**Given entries:**
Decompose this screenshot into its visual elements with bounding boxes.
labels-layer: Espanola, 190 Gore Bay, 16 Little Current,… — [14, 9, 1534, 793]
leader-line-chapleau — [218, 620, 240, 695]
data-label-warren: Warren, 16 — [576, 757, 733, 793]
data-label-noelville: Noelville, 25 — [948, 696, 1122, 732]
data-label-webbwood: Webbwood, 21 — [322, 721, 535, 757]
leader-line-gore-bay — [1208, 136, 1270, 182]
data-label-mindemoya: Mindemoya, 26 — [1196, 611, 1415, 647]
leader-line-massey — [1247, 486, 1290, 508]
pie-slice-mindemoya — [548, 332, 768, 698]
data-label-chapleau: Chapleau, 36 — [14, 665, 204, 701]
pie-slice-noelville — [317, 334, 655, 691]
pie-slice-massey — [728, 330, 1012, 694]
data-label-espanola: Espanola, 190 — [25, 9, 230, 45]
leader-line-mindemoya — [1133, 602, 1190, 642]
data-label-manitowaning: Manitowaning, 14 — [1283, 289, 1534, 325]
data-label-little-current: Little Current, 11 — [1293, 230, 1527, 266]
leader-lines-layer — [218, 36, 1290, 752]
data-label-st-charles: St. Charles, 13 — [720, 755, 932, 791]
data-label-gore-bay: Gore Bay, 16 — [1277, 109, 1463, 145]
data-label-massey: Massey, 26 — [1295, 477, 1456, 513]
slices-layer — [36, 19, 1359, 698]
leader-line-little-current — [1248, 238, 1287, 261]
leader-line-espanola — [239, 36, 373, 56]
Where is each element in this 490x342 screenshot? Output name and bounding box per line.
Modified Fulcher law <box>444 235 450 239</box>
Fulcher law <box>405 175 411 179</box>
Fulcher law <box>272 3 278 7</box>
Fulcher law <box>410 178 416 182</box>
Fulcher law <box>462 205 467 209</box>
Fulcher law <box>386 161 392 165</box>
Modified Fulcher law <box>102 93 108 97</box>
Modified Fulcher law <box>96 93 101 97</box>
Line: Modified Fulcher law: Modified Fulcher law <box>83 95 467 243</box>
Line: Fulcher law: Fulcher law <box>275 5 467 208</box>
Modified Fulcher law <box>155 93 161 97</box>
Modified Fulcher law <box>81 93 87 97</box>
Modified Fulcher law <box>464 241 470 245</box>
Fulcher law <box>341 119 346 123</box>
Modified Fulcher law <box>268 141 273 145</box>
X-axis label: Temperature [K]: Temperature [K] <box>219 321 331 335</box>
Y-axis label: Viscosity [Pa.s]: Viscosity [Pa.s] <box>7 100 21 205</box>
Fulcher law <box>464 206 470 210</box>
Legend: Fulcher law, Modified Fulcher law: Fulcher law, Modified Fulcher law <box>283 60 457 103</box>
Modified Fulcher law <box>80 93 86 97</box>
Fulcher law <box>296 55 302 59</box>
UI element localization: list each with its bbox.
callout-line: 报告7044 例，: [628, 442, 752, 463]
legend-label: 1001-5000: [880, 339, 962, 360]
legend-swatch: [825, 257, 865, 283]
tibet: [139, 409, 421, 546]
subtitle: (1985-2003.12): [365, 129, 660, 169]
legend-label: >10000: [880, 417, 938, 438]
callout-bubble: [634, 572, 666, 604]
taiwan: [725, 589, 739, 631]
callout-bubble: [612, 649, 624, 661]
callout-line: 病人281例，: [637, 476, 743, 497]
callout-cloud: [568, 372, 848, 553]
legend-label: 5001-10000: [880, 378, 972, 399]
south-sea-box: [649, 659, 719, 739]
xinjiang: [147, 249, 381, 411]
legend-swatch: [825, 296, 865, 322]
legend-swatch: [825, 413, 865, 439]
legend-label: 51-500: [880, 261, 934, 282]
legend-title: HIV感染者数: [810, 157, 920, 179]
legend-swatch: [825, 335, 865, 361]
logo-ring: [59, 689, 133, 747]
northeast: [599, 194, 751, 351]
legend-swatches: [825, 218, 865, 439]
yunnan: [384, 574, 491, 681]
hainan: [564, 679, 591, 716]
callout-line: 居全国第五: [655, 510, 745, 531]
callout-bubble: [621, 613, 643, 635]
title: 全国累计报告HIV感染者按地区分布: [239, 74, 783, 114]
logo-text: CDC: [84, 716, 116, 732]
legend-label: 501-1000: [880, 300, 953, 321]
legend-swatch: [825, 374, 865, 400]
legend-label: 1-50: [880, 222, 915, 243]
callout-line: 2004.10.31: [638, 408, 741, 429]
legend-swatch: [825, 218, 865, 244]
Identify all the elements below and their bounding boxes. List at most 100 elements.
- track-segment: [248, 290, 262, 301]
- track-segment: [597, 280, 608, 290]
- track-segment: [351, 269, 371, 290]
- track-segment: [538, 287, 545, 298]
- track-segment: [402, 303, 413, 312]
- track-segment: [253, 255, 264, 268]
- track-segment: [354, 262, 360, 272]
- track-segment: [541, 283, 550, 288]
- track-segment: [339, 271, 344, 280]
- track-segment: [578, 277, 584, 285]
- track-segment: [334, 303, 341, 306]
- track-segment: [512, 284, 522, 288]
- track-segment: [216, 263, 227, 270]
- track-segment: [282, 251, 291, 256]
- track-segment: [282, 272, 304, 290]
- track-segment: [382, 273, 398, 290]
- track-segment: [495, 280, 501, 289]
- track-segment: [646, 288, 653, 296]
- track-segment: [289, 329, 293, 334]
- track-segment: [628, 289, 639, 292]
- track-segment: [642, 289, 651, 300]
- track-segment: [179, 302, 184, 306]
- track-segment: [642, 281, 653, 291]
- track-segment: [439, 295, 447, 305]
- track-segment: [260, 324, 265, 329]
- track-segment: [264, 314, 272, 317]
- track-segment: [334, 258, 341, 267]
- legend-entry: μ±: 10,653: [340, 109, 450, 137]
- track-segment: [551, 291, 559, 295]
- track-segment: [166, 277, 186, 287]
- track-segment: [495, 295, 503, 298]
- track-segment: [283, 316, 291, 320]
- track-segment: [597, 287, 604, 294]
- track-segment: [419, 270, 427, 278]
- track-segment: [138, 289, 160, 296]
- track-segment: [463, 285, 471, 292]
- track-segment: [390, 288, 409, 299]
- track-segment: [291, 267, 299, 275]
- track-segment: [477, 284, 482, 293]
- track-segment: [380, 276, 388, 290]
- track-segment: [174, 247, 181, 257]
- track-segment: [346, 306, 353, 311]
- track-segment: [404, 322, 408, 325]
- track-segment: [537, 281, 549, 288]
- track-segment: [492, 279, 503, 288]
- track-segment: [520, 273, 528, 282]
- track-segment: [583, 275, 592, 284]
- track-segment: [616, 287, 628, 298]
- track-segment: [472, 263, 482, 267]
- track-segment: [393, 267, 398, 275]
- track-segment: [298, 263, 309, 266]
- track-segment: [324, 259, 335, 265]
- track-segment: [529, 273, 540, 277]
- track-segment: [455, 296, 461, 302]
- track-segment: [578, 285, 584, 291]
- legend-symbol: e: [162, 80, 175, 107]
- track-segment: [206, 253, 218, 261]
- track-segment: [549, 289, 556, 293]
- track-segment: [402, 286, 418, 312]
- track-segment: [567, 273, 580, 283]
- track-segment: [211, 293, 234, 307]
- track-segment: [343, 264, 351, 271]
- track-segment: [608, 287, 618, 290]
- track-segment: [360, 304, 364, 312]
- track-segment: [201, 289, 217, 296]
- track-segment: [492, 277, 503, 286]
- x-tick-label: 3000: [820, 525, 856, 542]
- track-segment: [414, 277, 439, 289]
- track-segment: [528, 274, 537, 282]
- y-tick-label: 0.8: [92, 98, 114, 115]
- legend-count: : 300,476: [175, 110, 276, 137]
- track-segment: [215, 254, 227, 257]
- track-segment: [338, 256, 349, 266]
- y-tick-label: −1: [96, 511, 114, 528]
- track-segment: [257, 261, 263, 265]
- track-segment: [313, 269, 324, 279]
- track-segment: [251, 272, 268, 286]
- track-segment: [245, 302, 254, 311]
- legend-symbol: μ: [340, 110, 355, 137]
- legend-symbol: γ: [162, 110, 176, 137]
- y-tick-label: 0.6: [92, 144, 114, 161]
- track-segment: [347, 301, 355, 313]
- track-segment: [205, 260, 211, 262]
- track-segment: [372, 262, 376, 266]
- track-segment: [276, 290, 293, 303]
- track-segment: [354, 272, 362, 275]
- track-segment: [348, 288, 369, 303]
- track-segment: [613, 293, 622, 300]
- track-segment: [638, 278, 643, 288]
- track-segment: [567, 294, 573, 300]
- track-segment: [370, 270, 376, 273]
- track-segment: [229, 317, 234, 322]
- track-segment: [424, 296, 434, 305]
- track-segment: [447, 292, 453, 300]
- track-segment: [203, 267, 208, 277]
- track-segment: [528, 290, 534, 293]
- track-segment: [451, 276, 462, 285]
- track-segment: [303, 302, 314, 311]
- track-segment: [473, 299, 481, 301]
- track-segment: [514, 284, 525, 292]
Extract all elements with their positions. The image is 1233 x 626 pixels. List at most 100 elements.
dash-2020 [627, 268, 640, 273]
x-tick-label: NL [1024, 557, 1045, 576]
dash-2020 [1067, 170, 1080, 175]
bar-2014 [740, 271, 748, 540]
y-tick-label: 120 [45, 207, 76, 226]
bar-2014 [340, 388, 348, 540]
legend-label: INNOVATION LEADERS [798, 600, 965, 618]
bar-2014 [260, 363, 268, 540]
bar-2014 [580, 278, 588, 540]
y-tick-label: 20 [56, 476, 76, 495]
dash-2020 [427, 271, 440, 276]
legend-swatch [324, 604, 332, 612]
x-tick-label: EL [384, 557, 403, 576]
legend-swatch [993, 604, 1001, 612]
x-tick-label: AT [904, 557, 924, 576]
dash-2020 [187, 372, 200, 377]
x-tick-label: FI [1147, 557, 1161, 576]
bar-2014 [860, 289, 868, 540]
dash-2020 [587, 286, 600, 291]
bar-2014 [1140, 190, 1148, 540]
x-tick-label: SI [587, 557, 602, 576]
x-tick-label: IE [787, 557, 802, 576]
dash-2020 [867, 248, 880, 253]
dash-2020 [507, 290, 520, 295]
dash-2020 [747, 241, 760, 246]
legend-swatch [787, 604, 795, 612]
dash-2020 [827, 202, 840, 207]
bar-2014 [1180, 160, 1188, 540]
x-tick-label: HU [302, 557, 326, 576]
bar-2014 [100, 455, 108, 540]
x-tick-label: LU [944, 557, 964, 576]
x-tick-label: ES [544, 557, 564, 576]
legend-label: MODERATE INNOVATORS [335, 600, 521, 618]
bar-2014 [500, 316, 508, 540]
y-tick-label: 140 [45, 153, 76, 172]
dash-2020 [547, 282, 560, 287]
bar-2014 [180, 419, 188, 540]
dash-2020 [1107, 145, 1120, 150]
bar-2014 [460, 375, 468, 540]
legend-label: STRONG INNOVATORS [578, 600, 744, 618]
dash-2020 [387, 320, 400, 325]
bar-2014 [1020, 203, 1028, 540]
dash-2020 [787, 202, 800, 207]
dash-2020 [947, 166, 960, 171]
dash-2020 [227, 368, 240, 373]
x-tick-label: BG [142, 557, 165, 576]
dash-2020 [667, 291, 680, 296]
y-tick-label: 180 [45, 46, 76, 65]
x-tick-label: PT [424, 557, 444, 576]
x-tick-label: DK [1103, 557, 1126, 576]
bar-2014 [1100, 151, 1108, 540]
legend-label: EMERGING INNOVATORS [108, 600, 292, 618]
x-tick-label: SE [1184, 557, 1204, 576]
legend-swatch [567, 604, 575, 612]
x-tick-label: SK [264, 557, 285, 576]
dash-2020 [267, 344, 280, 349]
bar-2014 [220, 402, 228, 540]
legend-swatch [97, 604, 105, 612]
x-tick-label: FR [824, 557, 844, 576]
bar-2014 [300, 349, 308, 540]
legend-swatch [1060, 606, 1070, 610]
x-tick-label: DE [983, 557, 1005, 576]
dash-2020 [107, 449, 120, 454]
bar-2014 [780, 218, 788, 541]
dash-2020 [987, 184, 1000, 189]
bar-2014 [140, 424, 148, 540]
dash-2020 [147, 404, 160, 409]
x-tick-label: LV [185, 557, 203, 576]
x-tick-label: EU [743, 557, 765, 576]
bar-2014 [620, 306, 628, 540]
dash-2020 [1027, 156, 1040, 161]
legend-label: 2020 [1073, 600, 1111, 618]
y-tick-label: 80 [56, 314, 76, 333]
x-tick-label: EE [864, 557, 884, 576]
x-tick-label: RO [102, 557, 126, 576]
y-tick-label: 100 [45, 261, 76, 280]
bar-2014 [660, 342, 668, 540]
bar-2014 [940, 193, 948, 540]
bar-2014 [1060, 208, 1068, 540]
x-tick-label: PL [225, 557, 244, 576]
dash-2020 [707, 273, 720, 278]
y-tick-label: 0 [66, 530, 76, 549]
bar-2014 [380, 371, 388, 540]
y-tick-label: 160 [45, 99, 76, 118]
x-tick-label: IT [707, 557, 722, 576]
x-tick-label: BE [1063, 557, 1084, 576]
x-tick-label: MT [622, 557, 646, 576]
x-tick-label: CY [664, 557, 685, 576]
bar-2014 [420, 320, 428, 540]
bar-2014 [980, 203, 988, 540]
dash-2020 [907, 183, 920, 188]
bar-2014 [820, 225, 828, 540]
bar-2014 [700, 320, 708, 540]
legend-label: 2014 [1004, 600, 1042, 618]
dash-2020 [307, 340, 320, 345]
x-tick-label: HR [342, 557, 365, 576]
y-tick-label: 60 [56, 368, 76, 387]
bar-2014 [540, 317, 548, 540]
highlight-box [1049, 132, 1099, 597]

**What is required:** Reproduce, without any changes, the lines of the records from the very first line through the line containing "data-label-mindemoya: Mindemoya, 26", including both.

**Final answer:**
Decompose this screenshot into its visual elements with bounding boxes.
labels-layer: Espanola, 190 Gore Bay, 16 Little Current,… — [14, 9, 1534, 793]
leader-line-chapleau — [218, 620, 240, 695]
data-label-warren: Warren, 16 — [576, 757, 733, 793]
data-label-noelville: Noelville, 25 — [948, 696, 1122, 732]
data-label-webbwood: Webbwood, 21 — [322, 721, 535, 757]
leader-line-gore-bay — [1208, 136, 1270, 182]
data-label-mindemoya: Mindemoya, 26 — [1196, 611, 1415, 647]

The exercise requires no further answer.